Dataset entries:
* * * * *

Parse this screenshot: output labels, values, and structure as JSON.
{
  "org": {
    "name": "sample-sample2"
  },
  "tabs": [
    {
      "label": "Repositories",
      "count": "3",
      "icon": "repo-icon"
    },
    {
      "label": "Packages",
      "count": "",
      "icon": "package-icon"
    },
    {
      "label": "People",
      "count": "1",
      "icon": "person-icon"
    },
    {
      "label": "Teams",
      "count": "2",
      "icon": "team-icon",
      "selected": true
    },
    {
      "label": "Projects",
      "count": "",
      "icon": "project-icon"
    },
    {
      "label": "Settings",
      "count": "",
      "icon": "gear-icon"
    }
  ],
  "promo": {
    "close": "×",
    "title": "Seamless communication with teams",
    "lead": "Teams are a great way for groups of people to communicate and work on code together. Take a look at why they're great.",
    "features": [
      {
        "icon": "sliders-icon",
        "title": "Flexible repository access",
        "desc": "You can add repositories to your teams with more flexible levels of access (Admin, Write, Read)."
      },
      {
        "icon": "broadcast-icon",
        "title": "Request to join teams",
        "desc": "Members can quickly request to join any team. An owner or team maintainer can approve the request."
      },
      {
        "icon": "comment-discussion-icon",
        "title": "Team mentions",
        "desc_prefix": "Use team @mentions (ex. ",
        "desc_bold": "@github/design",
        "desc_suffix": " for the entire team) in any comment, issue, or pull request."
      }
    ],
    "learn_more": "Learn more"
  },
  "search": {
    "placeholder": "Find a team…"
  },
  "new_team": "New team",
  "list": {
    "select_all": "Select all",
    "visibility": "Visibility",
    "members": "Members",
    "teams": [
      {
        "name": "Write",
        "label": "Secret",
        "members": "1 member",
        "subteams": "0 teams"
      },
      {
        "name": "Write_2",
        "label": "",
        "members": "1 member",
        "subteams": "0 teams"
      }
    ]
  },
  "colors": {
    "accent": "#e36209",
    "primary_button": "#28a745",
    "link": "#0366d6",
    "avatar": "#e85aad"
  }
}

* * * * *

→ Your objective:
Show all lines in the entries above where the string "with" appears.

→ Full answer:
    "title": "Seamless communication with teams",
        "desc": "You can add repositories to your teams with more flexible levels of access (Admin, Write, Read)."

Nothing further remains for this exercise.